• _TASK INSTRUCTIONS_: Each line containing the word "this" should be found and copied.

• _SOURCE MATERIAL_:
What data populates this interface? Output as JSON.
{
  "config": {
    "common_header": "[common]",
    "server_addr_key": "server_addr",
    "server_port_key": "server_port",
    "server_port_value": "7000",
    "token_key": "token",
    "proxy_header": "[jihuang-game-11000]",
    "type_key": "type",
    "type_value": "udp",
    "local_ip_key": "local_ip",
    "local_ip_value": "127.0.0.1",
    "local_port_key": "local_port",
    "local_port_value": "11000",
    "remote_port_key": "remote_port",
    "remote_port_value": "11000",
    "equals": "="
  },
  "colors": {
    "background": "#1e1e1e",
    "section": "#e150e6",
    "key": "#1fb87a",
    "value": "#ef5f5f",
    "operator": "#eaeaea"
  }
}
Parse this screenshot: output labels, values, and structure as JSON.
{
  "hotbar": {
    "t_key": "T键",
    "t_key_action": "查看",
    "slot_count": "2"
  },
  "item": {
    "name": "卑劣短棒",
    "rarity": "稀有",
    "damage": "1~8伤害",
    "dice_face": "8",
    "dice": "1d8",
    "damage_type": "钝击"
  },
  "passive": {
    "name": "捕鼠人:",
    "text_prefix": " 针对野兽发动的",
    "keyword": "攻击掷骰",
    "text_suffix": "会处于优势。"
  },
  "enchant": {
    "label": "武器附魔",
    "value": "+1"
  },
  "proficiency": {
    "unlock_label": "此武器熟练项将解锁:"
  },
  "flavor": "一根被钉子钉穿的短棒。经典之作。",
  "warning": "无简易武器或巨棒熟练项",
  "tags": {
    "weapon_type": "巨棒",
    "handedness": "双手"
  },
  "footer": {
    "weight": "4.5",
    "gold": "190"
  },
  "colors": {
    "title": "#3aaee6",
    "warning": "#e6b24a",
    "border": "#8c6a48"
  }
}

• _OUTPUT OF THE EXERCISE_:
What data populates this interface? Output as JSON.
Parse this screenshot: output labels, values, and structure as JSON.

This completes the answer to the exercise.